> ACTIVITY:
Give the records again exactly. Pictures do not belong in the copy.

> DATA:
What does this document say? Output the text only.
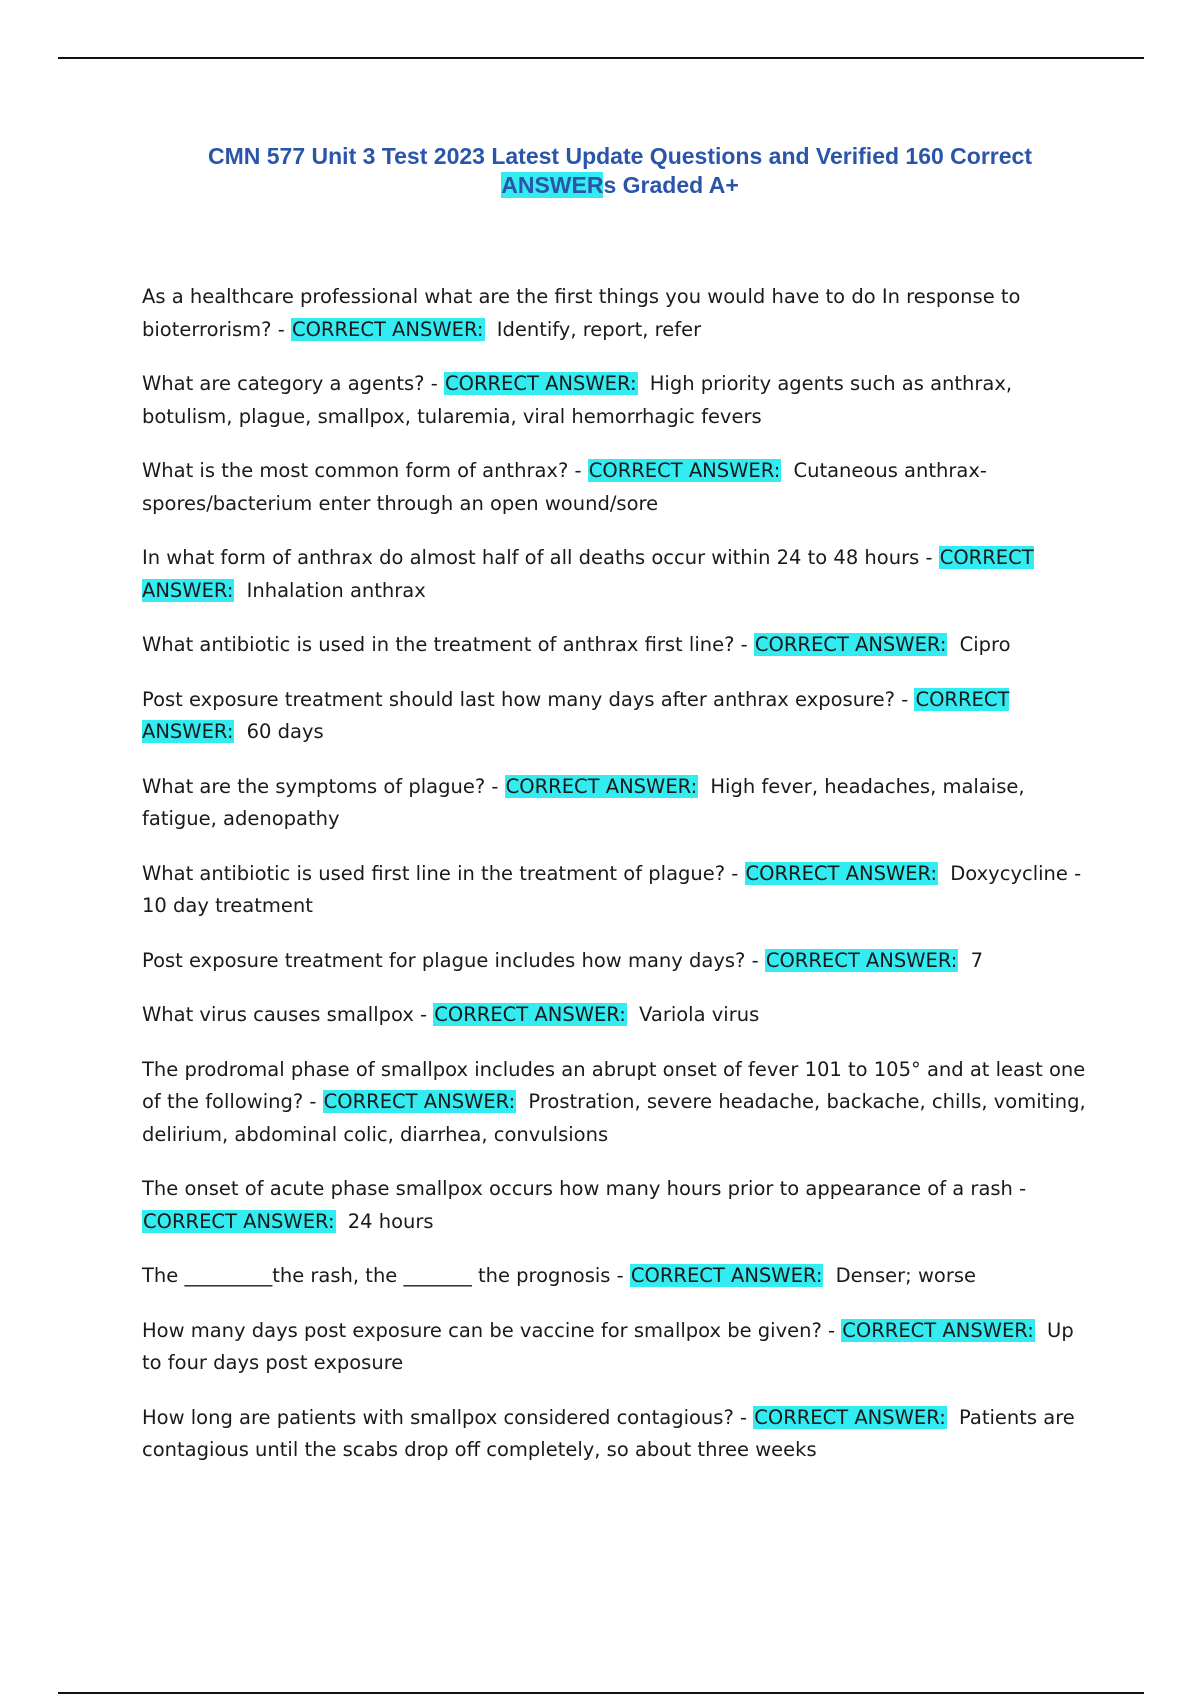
CMN 577 Unit 3 Test 2023 Latest Update Questions and Verified 160 Correct
ANSWERs Graded A+

As a healthcare professional what are the first things you would have to do In response to bioterrorism? - CORRECT ANSWER: Identify, report, refer

What are category a agents? - CORRECT ANSWER: High priority agents such as anthrax, botulism, plague, smallpox, tularemia, viral hemorrhagic fevers

What is the most common form of anthrax? - CORRECT ANSWER: Cutaneous anthrax- spores/bacterium enter through an open wound/sore

In what form of anthrax do almost half of all deaths occur within 24 to 48 hours - CORRECT ANSWER: Inhalation anthrax

What antibiotic is used in the treatment of anthrax first line? - CORRECT ANSWER: Cipro

Post exposure treatment should last how many days after anthrax exposure? - CORRECT ANSWER: 60 days

What are the symptoms of plague? - CORRECT ANSWER: High fever, headaches, malaise, fatigue, adenopathy

What antibiotic is used first line in the treatment of plague? - CORRECT ANSWER: Doxycycline - 10 day treatment

Post exposure treatment for plague includes how many days? - CORRECT ANSWER: 7

What virus causes smallpox - CORRECT ANSWER: Variola virus

The prodromal phase of smallpox includes an abrupt onset of fever 101 to 105° and at least one of the following? - CORRECT ANSWER: Prostration, severe headache, backache, chills, vomiting, delirium, abdominal colic, diarrhea, convulsions

The onset of acute phase smallpox occurs how many hours prior to appearance of a rash - CORRECT ANSWER: 24 hours

The _________the rash, the _______ the prognosis - CORRECT ANSWER: Denser; worse

How many days post exposure can be vaccine for smallpox be given? - CORRECT ANSWER: Up to four days post exposure

How long are patients with smallpox considered contagious? - CORRECT ANSWER: Patients are contagious until the scabs drop off completely, so about three weeks
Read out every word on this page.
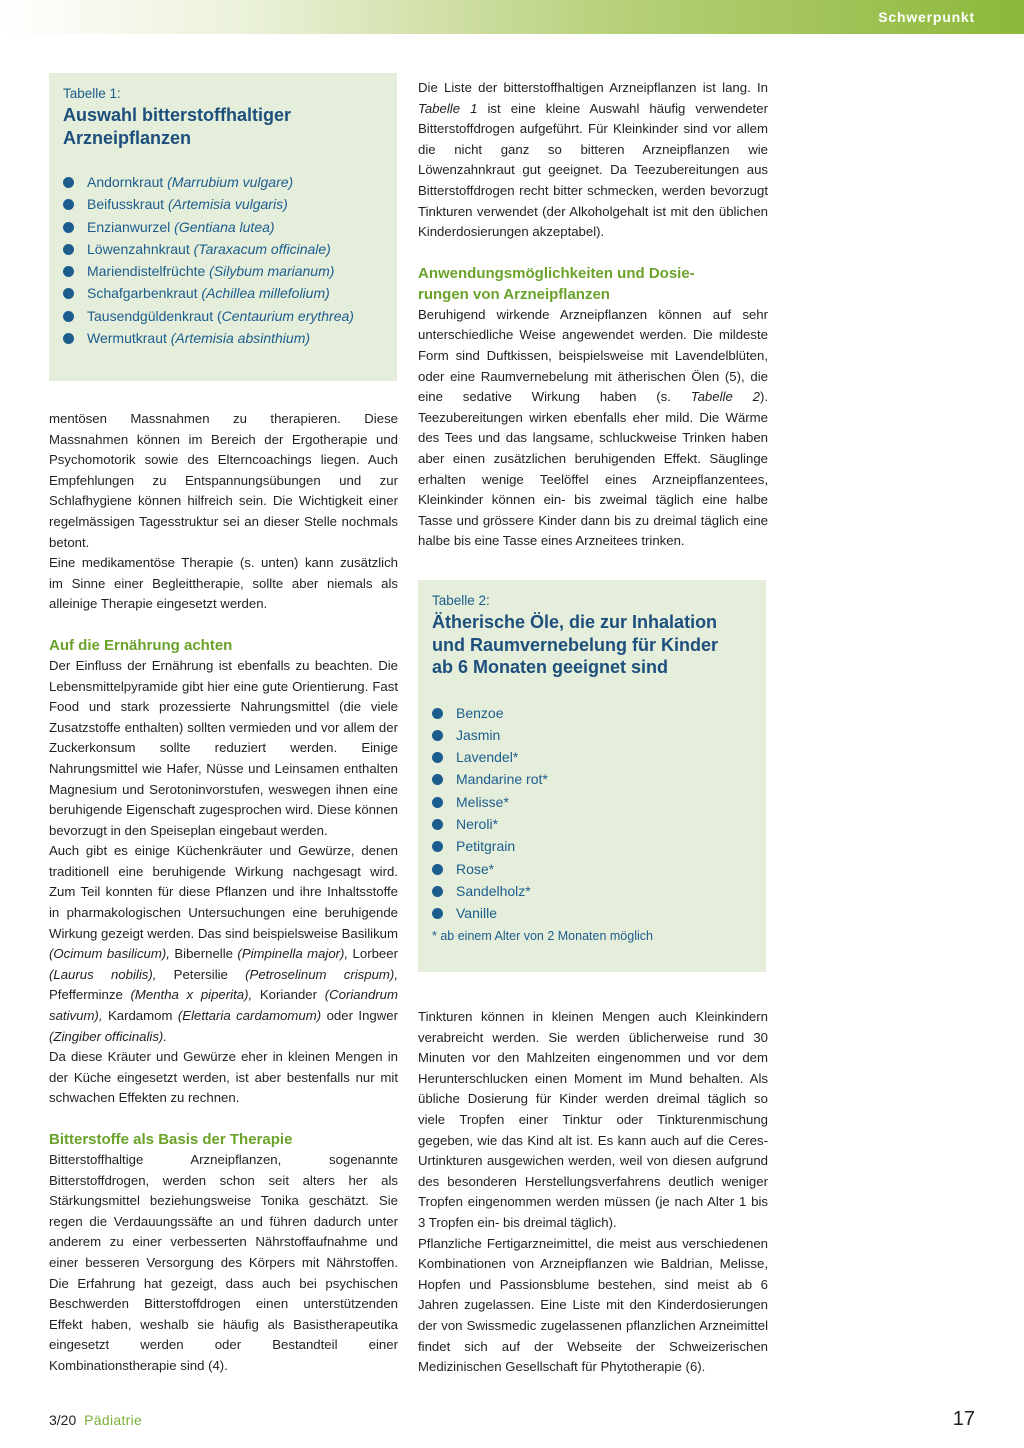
Schwerpunkt
Tabelle 1:
Auswahl bitterstoffhaltiger
Arzneipflanzen
Andornkraut (Marrubium vulgare)
Beifusskraut (Artemisia vulgaris)
Enzianwurzel (Gentiana lutea)
Löwenzahnkraut (Taraxacum officinale)
Mariendistelfrüchte (Silybum marianum)
Schafgarbenkraut (Achillea millefolium)
Tausendgüldenkraut (Centaurium erythrea)
Wermutkraut (Artemisia absinthium)

mentösen Massnahmen zu therapieren. Diese Massnahmen können im Bereich der Ergotherapie und Psychomotorik sowie des Elterncoachings liegen. Auch Empfehlungen zu Entspannungsübungen und zur Schlafhygiene können hilfreich sein. Die Wichtigkeit einer regelmässigen Tagesstruktur sei an dieser Stelle nochmals betont.

Eine medikamentöse Therapie (s. unten) kann zusätzlich im Sinne einer Begleittherapie, sollte aber niemals als alleinige Therapie eingesetzt werden.

Auf die Ernährung achten

Der Einfluss der Ernährung ist ebenfalls zu beachten. Die Lebensmittelpyramide gibt hier eine gute Orientierung. Fast Food und stark prozessierte Nahrungsmittel (die viele Zusatzstoffe enthalten) sollten vermieden und vor allem der Zuckerkonsum sollte reduziert werden. Einige Nahrungsmittel wie Hafer, Nüsse und Leinsamen enthalten Magnesium und Serotoninvorstufen, weswegen ihnen eine beruhigende Eigenschaft zugesprochen wird. Diese können bevorzugt in den Speiseplan eingebaut werden.

Auch gibt es einige Küchenkräuter und Gewürze, denen traditionell eine beruhigende Wirkung nachgesagt wird. Zum Teil konnten für diese Pflanzen und ihre Inhaltsstoffe in pharmakologischen Untersuchungen eine beruhigende Wirkung gezeigt werden. Das sind beispielsweise Basilikum (Ocimum basilicum), Bibernelle (Pimpinella major), Lorbeer (Laurus nobilis), Petersilie (Petroselinum crispum), Pfefferminze (Mentha x piperita), Koriander (Coriandrum sativum), Kardamom (Elettaria cardamomum) oder Ingwer (Zingiber officinalis).

Da diese Kräuter und Gewürze eher in kleinen Mengen in der Küche eingesetzt werden, ist aber bestenfalls nur mit schwachen Effekten zu rechnen.

Bitterstoffe als Basis der Therapie

Bitterstoffhaltige Arzneipflanzen, sogenannte Bitterstoffdrogen, werden schon seit alters her als Stärkungsmittel beziehungsweise Tonika geschätzt. Sie regen die Verdauungssäfte an und führen dadurch unter anderem zu einer verbesserten Nährstoffaufnahme und einer besseren Versorgung des Körpers mit Nährstoffen. Die Erfahrung hat gezeigt, dass auch bei psychischen Beschwerden Bitterstoffdrogen einen unterstützenden Effekt haben, weshalb sie häufig als Basistherapeutika eingesetzt werden oder Bestandteil einer Kombinationstherapie sind (4).

Die Liste der bitterstoffhaltigen Arzneipflanzen ist lang. In Tabelle 1 ist eine kleine Auswahl häufig verwendeter Bitterstoffdrogen aufgeführt. Für Kleinkinder sind vor allem die nicht ganz so bitteren Arzneipflanzen wie Löwenzahnkraut gut geeignet. Da Teezubereitungen aus Bitterstoffdrogen recht bitter schmecken, werden bevorzugt Tinkturen verwendet (der Alkoholgehalt ist mit den üblichen Kinderdosierungen akzeptabel).

Anwendungsmöglichkeiten und Dosie-
rungen von Arzneipflanzen

Beruhigend wirkende Arzneipflanzen können auf sehr unterschiedliche Weise angewendet werden. Die mildeste Form sind Duftkissen, beispielsweise mit Lavendelblüten, oder eine Raumvernebelung mit ätherischen Ölen (5), die eine sedative Wirkung haben (s. Tabelle 2). Teezubereitungen wirken ebenfalls eher mild. Die Wärme des Tees und das langsame, schluckweise Trinken haben aber einen zusätzlichen beruhigenden Effekt. Säuglinge erhalten wenige Teelöffel eines Arzneipflanzentees, Kleinkinder können ein- bis zweimal täglich eine halbe Tasse und grössere Kinder dann bis zu dreimal täglich eine halbe bis eine Tasse eines Arzneitees trinken.

Tabelle 2:
Ätherische Öle, die zur Inhalation
und Raumvernebelung für Kinder
ab 6 Monaten geeignet sind
Benzoe
Jasmin
Lavendel*
Mandarine rot*
Melisse*
Neroli*
Petitgrain
Rose*
Sandelholz*
Vanille
* ab einem Alter von 2 Monaten möglich

Tinkturen können in kleinen Mengen auch Kleinkindern verabreicht werden. Sie werden üblicherweise rund 30 Minuten vor den Mahlzeiten eingenommen und vor dem Herunterschlucken einen Moment im Mund behalten. Als übliche Dosierung für Kinder werden dreimal täglich so viele Tropfen einer Tinktur oder Tinkturenmischung gegeben, wie das Kind alt ist. Es kann auch auf die Ceres-Urtinkturen ausgewichen werden, weil von diesen aufgrund des besonderen Herstellungsverfahrens deutlich weniger Tropfen eingenommen werden müssen (je nach Alter 1 bis 3 Tropfen ein- bis dreimal täglich).

Pflanzliche Fertigarzneimittel, die meist aus verschiedenen Kombinationen von Arzneipflanzen wie Baldrian, Melisse, Hopfen und Passionsblume bestehen, sind meist ab 6 Jahren zugelassen. Eine Liste mit den Kinderdosierungen der von Swissmedic zugelassenen pflanzlichen Arzneimittel findet sich auf der Webseite der Schweizerischen Medizinischen Gesellschaft für Phytotherapie (6).

3/20 Pädiatrie	17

> OUTPUT OF THE TASK:
What does this document say? Output the text only.
CMN 577 Unit 3 Test 2023 Latest Update Questions and Verified 160 Correct
ANSWERs Graded A+

As a healthcare professional what are the first things you would have to do In response to bioterrorism? - CORRECT ANSWER: Identify, report, refer

What are category a agents? - CORRECT ANSWER: High priority agents such as anthrax, botulism, plague, smallpox, tularemia, viral hemorrhagic fevers

What is the most common form of anthrax? - CORRECT ANSWER: Cutaneous anthrax- spores/bacterium enter through an open wound/sore

In what form of anthrax do almost half of all deaths occur within 24 to 48 hours - CORRECT ANSWER: Inhalation anthrax

What antibiotic is used in the treatment of anthrax first line? - CORRECT ANSWER: Cipro

Post exposure treatment should last how many days after anthrax exposure? - CORRECT ANSWER: 60 days

What are the symptoms of plague? - CORRECT ANSWER: High fever, headaches, malaise, fatigue, adenopathy

What antibiotic is used first line in the treatment of plague? - CORRECT ANSWER: Doxycycline - 10 day treatment

Post exposure treatment for plague includes how many days? - CORRECT ANSWER: 7

What virus causes smallpox - CORRECT ANSWER: Variola virus

The prodromal phase of smallpox includes an abrupt onset of fever 101 to 105° and at least one of the following? - CORRECT ANSWER: Prostration, severe headache, backache, chills, vomiting, delirium, abdominal colic, diarrhea, convulsions

The onset of acute phase smallpox occurs how many hours prior to appearance of a rash - CORRECT ANSWER: 24 hours

The _________the rash, the _______ the prognosis - CORRECT ANSWER: Denser; worse

How many days post exposure can be vaccine for smallpox be given? - CORRECT ANSWER: Up to four days post exposure

How long are patients with smallpox considered contagious? - CORRECT ANSWER: Patients are contagious until the scabs drop off completely, so about three weeks
Read out every word on this page.
Schwerpunkt
Tabelle 1:
Auswahl bitterstoffhaltiger
Arzneipflanzen
Andornkraut (Marrubium vulgare)
Beifusskraut (Artemisia vulgaris)
Enzianwurzel (Gentiana lutea)
Löwenzahnkraut (Taraxacum officinale)
Mariendistelfrüchte (Silybum marianum)
Schafgarbenkraut (Achillea millefolium)
Tausendgüldenkraut (Centaurium erythrea)
Wermutkraut (Artemisia absinthium)

mentösen Massnahmen zu therapieren. Diese Massnahmen können im Bereich der Ergotherapie und Psychomotorik sowie des Elterncoachings liegen. Auch Empfehlungen zu Entspannungsübungen und zur Schlafhygiene können hilfreich sein. Die Wichtigkeit einer regelmässigen Tagesstruktur sei an dieser Stelle nochmals betont.

Eine medikamentöse Therapie (s. unten) kann zusätzlich im Sinne einer Begleittherapie, sollte aber niemals als alleinige Therapie eingesetzt werden.

Auf die Ernährung achten

Der Einfluss der Ernährung ist ebenfalls zu beachten. Die Lebensmittelpyramide gibt hier eine gute Orientierung. Fast Food und stark prozessierte Nahrungsmittel (die viele Zusatzstoffe enthalten) sollten vermieden und vor allem der Zuckerkonsum sollte reduziert werden. Einige Nahrungsmittel wie Hafer, Nüsse und Leinsamen enthalten Magnesium und Serotoninvorstufen, weswegen ihnen eine beruhigende Eigenschaft zugesprochen wird. Diese können bevorzugt in den Speiseplan eingebaut werden.

Auch gibt es einige Küchenkräuter und Gewürze, denen traditionell eine beruhigende Wirkung nachgesagt wird. Zum Teil konnten für diese Pflanzen und ihre Inhaltsstoffe in pharmakologischen Untersuchungen eine beruhigende Wirkung gezeigt werden. Das sind beispielsweise Basilikum (Ocimum basilicum), Bibernelle (Pimpinella major), Lorbeer (Laurus nobilis), Petersilie (Petroselinum crispum), Pfefferminze (Mentha x piperita), Koriander (Coriandrum sativum), Kardamom (Elettaria cardamomum) oder Ingwer (Zingiber officinalis).

Da diese Kräuter und Gewürze eher in kleinen Mengen in der Küche eingesetzt werden, ist aber bestenfalls nur mit schwachen Effekten zu rechnen.

Bitterstoffe als Basis der Therapie

Bitterstoffhaltige Arzneipflanzen, sogenannte Bitterstoffdrogen, werden schon seit alters her als Stärkungsmittel beziehungsweise Tonika geschätzt. Sie regen die Verdauungssäfte an und führen dadurch unter anderem zu einer verbesserten Nährstoffaufnahme und einer besseren Versorgung des Körpers mit Nährstoffen. Die Erfahrung hat gezeigt, dass auch bei psychischen Beschwerden Bitterstoffdrogen einen unterstützenden Effekt haben, weshalb sie häufig als Basistherapeutika eingesetzt werden oder Bestandteil einer Kombinationstherapie sind (4).

Die Liste der bitterstoffhaltigen Arzneipflanzen ist lang. In Tabelle 1 ist eine kleine Auswahl häufig verwendeter Bitterstoffdrogen aufgeführt. Für Kleinkinder sind vor allem die nicht ganz so bitteren Arzneipflanzen wie Löwenzahnkraut gut geeignet. Da Teezubereitungen aus Bitterstoffdrogen recht bitter schmecken, werden bevorzugt Tinkturen verwendet (der Alkoholgehalt ist mit den üblichen Kinderdosierungen akzeptabel).

Anwendungsmöglichkeiten und Dosie-
rungen von Arzneipflanzen

Beruhigend wirkende Arzneipflanzen können auf sehr unterschiedliche Weise angewendet werden. Die mildeste Form sind Duftkissen, beispielsweise mit Lavendelblüten, oder eine Raumvernebelung mit ätherischen Ölen (5), die eine sedative Wirkung haben (s. Tabelle 2). Teezubereitungen wirken ebenfalls eher mild. Die Wärme des Tees und das langsame, schluckweise Trinken haben aber einen zusätzlichen beruhigenden Effekt. Säuglinge erhalten wenige Teelöffel eines Arzneipflanzentees, Kleinkinder können ein- bis zweimal täglich eine halbe Tasse und grössere Kinder dann bis zu dreimal täglich eine halbe bis eine Tasse eines Arzneitees trinken.

Tabelle 2:
Ätherische Öle, die zur Inhalation
und Raumvernebelung für Kinder
ab 6 Monaten geeignet sind
Benzoe
Jasmin
Lavendel*
Mandarine rot*
Melisse*
Neroli*
Petitgrain
Rose*
Sandelholz*
Vanille
* ab einem Alter von 2 Monaten möglich

Tinkturen können in kleinen Mengen auch Kleinkindern verabreicht werden. Sie werden üblicherweise rund 30 Minuten vor den Mahlzeiten eingenommen und vor dem Herunterschlucken einen Moment im Mund behalten. Als übliche Dosierung für Kinder werden dreimal täglich so viele Tropfen einer Tinktur oder Tinkturenmischung gegeben, wie das Kind alt ist. Es kann auch auf die Ceres-Urtinkturen ausgewichen werden, weil von diesen aufgrund des besonderen Herstellungsverfahrens deutlich weniger Tropfen eingenommen werden müssen (je nach Alter 1 bis 3 Tropfen ein- bis dreimal täglich).

Pflanzliche Fertigarzneimittel, die meist aus verschiedenen Kombinationen von Arzneipflanzen wie Baldrian, Melisse, Hopfen und Passionsblume bestehen, sind meist ab 6 Jahren zugelassen. Eine Liste mit den Kinderdosierungen der von Swissmedic zugelassenen pflanzlichen Arzneimittel findet sich auf der Webseite der Schweizerischen Medizinischen Gesellschaft für Phytotherapie (6).

3/20 Pädiatrie	17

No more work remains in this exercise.